» **DIRECTION**
Check each line of the records below for the word "search" and copy those where it appears.
— start —
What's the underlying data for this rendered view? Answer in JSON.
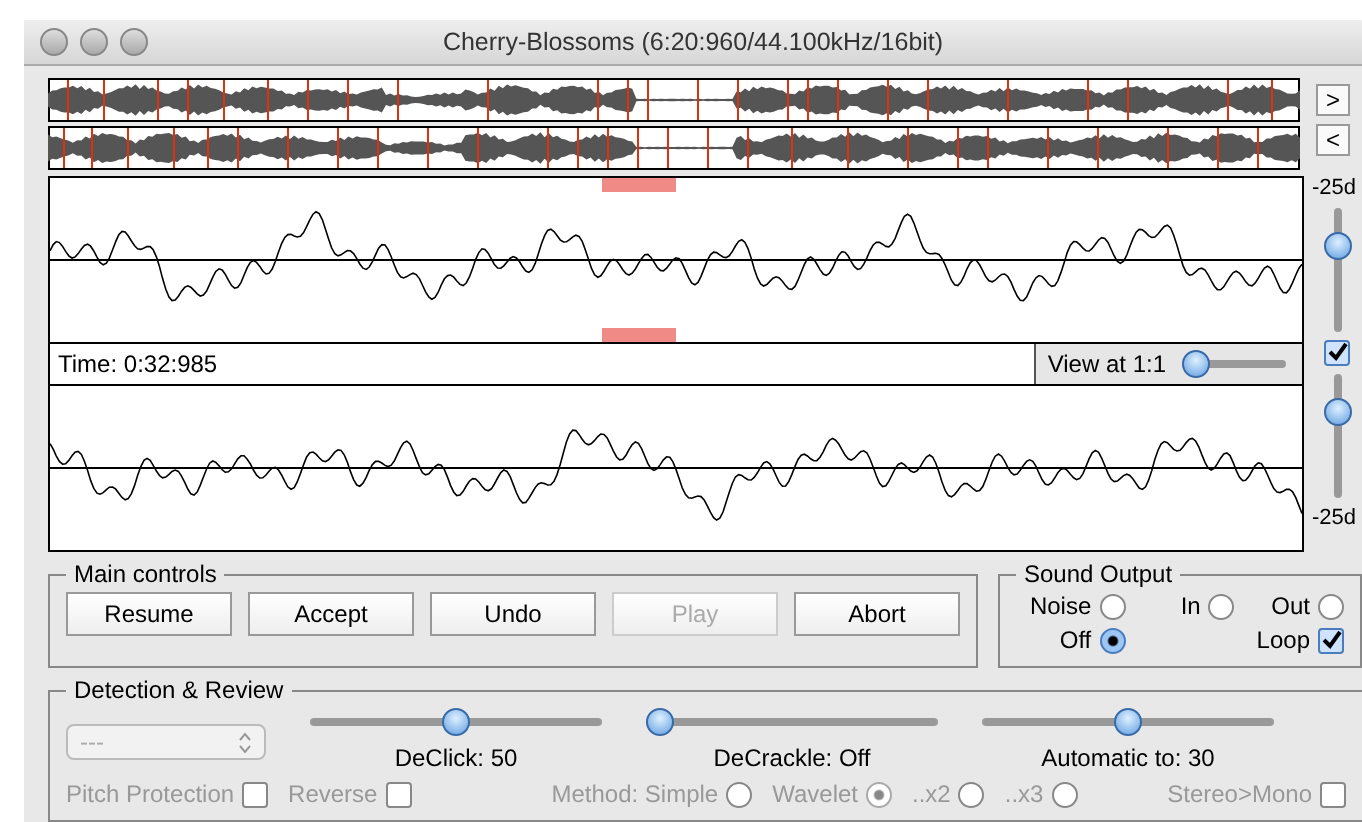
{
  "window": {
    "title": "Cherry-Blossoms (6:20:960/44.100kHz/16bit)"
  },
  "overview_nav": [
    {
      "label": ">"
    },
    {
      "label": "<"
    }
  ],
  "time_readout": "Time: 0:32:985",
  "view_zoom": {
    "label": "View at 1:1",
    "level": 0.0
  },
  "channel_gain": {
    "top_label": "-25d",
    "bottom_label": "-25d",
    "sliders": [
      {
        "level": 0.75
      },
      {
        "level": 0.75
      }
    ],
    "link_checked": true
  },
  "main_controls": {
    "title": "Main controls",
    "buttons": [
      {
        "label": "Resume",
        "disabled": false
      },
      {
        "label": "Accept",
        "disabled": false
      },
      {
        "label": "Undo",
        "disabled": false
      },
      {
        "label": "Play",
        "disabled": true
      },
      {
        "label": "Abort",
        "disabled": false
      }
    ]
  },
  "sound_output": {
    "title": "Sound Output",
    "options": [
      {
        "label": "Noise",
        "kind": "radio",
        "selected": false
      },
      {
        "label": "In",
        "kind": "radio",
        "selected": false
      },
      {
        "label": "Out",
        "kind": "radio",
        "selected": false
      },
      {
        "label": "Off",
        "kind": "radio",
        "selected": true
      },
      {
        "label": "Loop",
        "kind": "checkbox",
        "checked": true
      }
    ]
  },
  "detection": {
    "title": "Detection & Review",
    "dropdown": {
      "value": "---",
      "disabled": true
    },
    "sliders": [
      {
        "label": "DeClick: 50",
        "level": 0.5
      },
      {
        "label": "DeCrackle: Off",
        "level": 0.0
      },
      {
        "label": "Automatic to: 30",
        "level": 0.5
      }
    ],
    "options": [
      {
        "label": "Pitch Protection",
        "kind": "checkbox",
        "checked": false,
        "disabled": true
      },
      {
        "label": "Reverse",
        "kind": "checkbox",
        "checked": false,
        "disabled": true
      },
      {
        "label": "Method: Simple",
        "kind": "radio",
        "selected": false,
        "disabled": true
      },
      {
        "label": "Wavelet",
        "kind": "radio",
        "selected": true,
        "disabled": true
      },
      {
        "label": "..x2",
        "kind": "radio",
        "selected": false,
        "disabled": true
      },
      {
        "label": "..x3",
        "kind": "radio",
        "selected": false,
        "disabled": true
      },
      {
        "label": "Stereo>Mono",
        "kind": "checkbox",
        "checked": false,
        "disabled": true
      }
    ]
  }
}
— end —
— start —
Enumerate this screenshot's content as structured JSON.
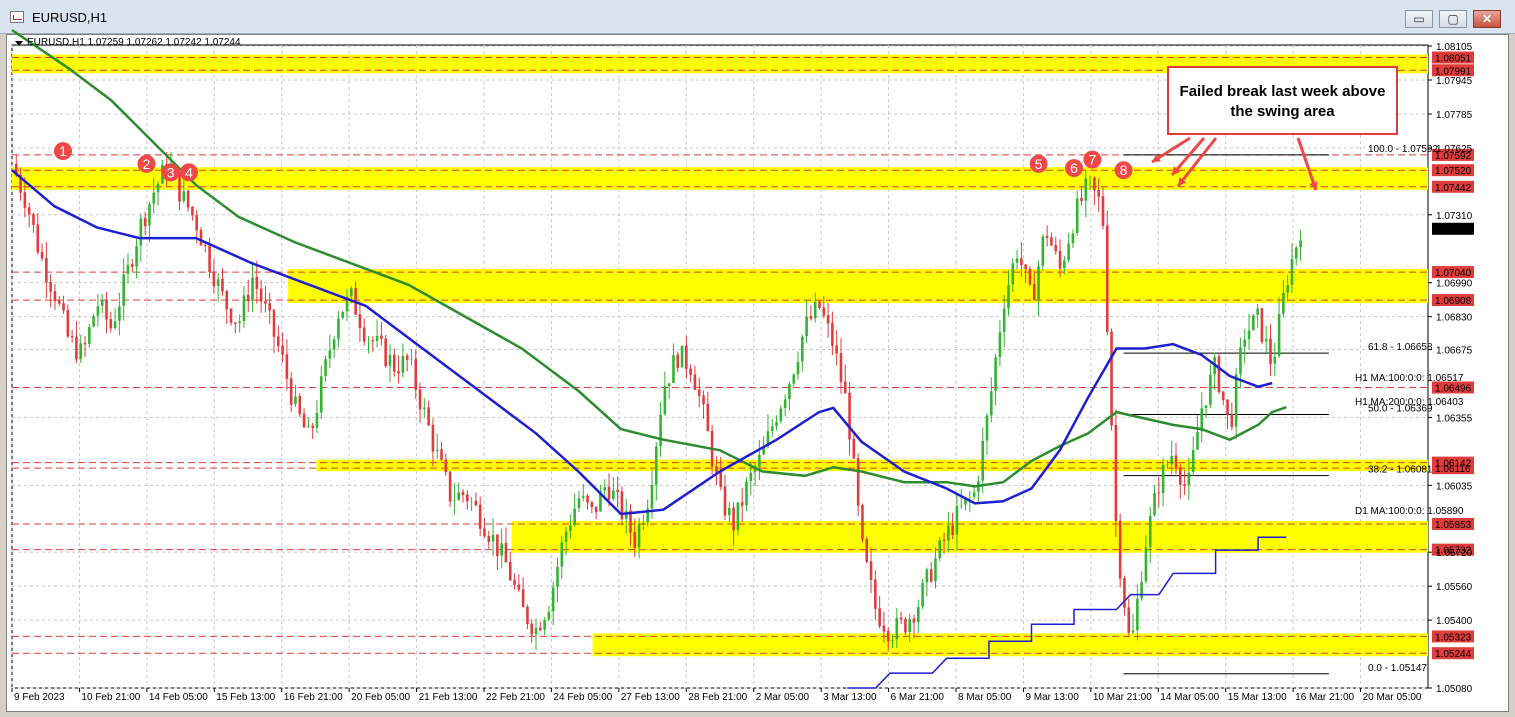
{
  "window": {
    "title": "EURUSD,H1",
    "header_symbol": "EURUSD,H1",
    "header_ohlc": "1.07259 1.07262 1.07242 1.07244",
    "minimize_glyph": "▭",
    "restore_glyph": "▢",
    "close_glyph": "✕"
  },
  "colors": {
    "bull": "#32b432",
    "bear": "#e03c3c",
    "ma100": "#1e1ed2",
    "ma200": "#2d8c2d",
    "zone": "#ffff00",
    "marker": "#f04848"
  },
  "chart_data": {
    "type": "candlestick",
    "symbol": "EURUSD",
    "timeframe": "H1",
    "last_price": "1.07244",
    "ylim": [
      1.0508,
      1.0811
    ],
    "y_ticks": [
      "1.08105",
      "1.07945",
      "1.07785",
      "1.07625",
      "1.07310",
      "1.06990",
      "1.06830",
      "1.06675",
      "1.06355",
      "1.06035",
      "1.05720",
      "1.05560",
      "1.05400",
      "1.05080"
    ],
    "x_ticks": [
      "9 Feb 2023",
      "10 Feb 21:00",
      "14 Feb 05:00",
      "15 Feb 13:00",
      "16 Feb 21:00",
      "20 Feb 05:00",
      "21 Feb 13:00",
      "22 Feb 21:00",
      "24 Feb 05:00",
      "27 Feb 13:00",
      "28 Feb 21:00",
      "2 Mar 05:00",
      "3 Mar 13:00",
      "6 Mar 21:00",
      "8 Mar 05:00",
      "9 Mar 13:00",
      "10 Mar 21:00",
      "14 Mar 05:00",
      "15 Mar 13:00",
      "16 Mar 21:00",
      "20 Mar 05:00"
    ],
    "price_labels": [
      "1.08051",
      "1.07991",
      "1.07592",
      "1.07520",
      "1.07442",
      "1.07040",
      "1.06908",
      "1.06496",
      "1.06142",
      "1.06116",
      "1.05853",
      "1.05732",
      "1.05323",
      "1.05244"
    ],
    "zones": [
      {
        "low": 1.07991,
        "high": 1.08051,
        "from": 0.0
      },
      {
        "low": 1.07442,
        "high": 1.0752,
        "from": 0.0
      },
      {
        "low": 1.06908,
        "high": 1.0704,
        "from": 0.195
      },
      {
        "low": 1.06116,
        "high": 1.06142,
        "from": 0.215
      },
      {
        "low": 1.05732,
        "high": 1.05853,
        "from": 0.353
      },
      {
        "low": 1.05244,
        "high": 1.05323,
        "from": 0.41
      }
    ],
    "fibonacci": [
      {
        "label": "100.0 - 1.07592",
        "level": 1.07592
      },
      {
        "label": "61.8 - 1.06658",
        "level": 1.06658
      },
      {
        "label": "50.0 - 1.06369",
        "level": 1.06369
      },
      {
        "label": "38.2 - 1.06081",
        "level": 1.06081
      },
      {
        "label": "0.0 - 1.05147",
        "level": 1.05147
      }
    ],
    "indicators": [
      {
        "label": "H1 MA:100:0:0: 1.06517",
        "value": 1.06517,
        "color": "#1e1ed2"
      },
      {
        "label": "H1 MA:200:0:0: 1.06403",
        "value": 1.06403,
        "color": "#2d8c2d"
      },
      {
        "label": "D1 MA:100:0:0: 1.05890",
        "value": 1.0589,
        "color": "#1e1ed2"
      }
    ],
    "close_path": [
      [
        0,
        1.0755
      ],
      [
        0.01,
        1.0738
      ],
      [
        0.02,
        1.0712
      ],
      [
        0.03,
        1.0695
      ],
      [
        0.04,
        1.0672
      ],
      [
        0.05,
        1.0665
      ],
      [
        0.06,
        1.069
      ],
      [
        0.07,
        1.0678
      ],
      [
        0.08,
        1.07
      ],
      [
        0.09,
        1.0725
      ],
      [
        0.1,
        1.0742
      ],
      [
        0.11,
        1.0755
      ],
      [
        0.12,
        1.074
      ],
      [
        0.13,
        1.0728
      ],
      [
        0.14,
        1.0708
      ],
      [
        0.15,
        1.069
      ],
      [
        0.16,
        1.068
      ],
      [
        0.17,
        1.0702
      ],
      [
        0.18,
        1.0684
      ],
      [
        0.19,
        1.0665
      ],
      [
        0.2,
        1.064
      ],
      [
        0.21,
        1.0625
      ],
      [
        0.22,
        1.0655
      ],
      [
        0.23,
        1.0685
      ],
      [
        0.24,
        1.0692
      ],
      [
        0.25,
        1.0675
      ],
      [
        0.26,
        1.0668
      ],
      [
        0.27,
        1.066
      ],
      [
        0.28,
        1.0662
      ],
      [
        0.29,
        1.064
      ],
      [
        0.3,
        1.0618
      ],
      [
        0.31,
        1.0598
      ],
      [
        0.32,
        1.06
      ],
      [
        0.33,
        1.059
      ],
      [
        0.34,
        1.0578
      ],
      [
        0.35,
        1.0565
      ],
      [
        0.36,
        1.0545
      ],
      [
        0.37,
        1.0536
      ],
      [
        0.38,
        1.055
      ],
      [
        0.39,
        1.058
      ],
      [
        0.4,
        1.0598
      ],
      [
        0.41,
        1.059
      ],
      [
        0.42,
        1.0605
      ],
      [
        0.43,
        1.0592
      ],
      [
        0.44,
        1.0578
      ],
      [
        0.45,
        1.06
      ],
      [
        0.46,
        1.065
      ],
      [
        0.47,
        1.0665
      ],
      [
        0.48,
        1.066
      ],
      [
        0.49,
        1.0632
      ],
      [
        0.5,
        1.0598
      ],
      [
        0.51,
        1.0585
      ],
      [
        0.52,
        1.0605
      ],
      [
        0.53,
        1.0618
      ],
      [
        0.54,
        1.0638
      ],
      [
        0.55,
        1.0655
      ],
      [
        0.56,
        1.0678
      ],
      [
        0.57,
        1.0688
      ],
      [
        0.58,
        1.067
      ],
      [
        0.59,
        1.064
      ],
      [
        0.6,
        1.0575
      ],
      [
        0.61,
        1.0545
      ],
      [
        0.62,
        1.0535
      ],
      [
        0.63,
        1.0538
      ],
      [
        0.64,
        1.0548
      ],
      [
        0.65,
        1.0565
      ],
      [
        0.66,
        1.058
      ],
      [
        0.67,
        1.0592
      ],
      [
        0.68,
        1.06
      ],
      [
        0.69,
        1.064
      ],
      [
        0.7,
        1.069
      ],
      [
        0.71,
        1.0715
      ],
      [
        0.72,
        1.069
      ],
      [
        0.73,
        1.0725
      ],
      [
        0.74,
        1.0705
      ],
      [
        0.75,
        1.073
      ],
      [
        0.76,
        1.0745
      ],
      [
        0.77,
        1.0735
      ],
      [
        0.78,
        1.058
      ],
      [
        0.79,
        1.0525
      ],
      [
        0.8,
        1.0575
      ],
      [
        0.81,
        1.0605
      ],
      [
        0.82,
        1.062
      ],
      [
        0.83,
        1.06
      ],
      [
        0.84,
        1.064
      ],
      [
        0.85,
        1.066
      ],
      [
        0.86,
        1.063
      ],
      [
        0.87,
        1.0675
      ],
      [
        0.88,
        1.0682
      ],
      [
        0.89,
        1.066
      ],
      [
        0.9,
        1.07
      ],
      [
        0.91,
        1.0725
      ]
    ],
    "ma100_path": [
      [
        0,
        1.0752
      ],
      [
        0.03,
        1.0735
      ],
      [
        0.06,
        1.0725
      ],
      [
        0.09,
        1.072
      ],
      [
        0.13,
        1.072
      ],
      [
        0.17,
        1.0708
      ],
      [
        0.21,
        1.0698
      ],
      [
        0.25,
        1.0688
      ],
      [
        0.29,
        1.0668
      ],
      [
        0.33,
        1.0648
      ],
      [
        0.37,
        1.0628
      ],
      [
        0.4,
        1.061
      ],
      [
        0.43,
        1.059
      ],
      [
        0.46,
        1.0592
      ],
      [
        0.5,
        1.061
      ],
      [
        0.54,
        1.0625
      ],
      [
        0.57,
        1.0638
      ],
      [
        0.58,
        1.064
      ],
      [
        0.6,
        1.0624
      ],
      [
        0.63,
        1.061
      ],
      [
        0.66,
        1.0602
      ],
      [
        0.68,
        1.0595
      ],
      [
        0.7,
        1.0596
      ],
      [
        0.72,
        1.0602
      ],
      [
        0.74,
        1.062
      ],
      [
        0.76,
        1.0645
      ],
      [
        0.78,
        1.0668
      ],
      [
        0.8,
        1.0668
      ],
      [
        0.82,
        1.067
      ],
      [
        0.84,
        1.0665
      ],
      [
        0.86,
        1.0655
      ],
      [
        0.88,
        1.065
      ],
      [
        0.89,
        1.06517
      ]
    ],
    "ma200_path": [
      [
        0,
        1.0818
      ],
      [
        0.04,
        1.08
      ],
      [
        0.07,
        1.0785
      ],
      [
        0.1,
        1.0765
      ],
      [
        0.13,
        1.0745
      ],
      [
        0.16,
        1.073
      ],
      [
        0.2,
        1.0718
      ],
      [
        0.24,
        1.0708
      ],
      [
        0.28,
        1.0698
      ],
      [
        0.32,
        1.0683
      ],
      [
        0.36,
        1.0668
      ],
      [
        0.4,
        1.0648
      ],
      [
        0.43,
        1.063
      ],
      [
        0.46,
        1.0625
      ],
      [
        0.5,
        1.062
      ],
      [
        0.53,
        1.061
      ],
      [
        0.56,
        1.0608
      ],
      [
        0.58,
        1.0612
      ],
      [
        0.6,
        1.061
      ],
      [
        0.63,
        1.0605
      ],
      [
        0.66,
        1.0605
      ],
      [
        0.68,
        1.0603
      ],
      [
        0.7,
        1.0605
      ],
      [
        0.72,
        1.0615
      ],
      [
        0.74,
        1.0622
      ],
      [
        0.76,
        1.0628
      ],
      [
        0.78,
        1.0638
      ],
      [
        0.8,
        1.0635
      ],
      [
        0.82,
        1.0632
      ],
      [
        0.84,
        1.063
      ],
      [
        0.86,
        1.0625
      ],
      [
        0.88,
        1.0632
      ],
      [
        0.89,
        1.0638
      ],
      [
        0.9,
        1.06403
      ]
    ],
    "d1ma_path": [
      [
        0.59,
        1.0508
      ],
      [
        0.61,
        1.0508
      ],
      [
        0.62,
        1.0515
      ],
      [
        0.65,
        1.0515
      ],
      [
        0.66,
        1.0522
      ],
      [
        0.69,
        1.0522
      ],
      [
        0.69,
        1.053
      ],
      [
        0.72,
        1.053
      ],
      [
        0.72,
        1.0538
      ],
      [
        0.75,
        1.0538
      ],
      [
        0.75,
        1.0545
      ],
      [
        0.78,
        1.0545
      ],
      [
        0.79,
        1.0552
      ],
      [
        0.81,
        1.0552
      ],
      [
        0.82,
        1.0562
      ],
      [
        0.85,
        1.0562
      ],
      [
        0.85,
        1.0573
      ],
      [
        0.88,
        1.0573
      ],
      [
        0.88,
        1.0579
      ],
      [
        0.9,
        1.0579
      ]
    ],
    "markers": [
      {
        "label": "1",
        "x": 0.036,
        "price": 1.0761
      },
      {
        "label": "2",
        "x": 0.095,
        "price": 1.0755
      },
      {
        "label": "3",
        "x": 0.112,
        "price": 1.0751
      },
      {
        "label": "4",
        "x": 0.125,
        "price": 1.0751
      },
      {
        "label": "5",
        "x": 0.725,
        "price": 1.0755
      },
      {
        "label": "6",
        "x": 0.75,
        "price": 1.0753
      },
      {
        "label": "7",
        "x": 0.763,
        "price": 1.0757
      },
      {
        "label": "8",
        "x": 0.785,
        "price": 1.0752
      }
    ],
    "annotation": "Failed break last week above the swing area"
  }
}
— end —
— start —
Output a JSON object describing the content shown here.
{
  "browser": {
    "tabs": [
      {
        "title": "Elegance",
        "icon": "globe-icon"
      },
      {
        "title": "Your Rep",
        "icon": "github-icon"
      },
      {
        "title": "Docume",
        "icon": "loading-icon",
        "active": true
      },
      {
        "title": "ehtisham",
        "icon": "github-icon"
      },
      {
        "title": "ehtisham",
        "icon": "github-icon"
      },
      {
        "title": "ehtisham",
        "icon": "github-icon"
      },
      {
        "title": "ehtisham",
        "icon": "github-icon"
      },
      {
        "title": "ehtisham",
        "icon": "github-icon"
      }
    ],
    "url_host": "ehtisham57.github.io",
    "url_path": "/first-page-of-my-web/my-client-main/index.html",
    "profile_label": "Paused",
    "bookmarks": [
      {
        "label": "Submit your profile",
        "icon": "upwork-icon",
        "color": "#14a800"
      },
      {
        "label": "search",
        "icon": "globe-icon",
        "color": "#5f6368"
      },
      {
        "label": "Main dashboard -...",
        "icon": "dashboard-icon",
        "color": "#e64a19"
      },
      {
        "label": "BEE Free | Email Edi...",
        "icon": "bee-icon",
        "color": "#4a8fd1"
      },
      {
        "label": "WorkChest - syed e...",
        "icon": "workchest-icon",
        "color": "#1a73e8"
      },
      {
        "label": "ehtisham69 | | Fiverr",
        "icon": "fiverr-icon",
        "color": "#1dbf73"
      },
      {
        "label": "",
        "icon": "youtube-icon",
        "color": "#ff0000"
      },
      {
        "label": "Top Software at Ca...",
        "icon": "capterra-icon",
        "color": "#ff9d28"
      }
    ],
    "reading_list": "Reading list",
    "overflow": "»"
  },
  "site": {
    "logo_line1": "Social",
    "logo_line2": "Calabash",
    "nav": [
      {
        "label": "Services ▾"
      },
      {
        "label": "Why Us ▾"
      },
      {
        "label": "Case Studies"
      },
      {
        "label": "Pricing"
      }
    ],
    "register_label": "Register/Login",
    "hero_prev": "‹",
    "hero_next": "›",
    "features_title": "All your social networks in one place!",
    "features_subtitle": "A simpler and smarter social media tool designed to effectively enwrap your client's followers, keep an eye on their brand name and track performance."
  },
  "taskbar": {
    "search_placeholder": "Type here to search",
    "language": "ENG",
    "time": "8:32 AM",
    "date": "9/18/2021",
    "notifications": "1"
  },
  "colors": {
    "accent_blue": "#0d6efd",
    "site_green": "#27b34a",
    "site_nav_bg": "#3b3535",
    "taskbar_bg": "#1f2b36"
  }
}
— end —
» **RESPONSE BELOW**
        "label": "search",
    "search_placeholder": "Type here to search",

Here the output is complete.